[Begin Available data]

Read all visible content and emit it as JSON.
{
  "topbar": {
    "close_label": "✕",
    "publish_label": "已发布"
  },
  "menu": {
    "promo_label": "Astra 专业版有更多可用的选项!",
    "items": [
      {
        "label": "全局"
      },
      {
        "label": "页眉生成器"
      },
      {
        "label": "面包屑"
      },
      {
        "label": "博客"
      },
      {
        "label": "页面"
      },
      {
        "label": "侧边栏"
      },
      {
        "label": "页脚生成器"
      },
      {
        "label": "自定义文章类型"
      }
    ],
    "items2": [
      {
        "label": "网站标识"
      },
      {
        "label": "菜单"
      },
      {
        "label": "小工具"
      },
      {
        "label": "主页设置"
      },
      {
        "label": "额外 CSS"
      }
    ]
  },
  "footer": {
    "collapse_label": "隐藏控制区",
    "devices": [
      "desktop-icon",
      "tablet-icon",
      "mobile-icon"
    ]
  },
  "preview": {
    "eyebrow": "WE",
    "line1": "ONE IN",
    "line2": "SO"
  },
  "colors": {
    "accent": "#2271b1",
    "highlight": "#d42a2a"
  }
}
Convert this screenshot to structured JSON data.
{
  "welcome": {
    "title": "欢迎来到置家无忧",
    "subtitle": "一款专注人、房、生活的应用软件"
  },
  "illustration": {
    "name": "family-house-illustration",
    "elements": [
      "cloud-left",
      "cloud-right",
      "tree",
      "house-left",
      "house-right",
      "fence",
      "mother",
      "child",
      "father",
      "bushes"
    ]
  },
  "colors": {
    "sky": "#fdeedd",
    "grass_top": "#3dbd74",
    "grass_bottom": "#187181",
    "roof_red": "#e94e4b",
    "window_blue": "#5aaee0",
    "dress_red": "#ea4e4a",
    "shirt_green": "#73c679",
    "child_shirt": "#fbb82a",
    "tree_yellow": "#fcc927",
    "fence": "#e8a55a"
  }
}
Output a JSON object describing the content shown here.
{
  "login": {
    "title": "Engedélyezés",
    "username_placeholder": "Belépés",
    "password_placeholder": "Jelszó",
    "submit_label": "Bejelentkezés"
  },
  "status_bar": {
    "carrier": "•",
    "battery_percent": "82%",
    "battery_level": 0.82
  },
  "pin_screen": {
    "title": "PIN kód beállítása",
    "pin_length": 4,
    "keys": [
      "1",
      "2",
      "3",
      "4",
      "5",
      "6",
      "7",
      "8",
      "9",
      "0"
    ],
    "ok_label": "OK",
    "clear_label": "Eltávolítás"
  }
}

[End Available data]

- _Objective_
Restate the whole listing exactly, leaving out nothing.

- _Response to this task_
Read all visible content and emit it as JSON.
{
  "topbar": {
    "close_label": "✕",
    "publish_label": "已发布"
  },
  "menu": {
    "promo_label": "Astra 专业版有更多可用的选项!",
    "items": [
      {
        "label": "全局"
      },
      {
        "label": "页眉生成器"
      },
      {
        "label": "面包屑"
      },
      {
        "label": "博客"
      },
      {
        "label": "页面"
      },
      {
        "label": "侧边栏"
      },
      {
        "label": "页脚生成器"
      },
      {
        "label": "自定义文章类型"
      }
    ],
    "items2": [
      {
        "label": "网站标识"
      },
      {
        "label": "菜单"
      },
      {
        "label": "小工具"
      },
      {
        "label": "主页设置"
      },
      {
        "label": "额外 CSS"
      }
    ]
  },
  "footer": {
    "collapse_label": "隐藏控制区",
    "devices": [
      "desktop-icon",
      "tablet-icon",
      "mobile-icon"
    ]
  },
  "preview": {
    "eyebrow": "WE",
    "line1": "ONE IN",
    "line2": "SO"
  },
  "colors": {
    "accent": "#2271b1",
    "highlight": "#d42a2a"
  }
}
Convert this screenshot to structured JSON data.
{
  "welcome": {
    "title": "欢迎来到置家无忧",
    "subtitle": "一款专注人、房、生活的应用软件"
  },
  "illustration": {
    "name": "family-house-illustration",
    "elements": [
      "cloud-left",
      "cloud-right",
      "tree",
      "house-left",
      "house-right",
      "fence",
      "mother",
      "child",
      "father",
      "bushes"
    ]
  },
  "colors": {
    "sky": "#fdeedd",
    "grass_top": "#3dbd74",
    "grass_bottom": "#187181",
    "roof_red": "#e94e4b",
    "window_blue": "#5aaee0",
    "dress_red": "#ea4e4a",
    "shirt_green": "#73c679",
    "child_shirt": "#fbb82a",
    "tree_yellow": "#fcc927",
    "fence": "#e8a55a"
  }
}
Output a JSON object describing the content shown here.
{
  "login": {
    "title": "Engedélyezés",
    "username_placeholder": "Belépés",
    "password_placeholder": "Jelszó",
    "submit_label": "Bejelentkezés"
  },
  "status_bar": {
    "carrier": "•",
    "battery_percent": "82%",
    "battery_level": 0.82
  },
  "pin_screen": {
    "title": "PIN kód beállítása",
    "pin_length": 4,
    "keys": [
      "1",
      "2",
      "3",
      "4",
      "5",
      "6",
      "7",
      "8",
      "9",
      "0"
    ],
    "ok_label": "OK",
    "clear_label": "Eltávolítás"
  }
}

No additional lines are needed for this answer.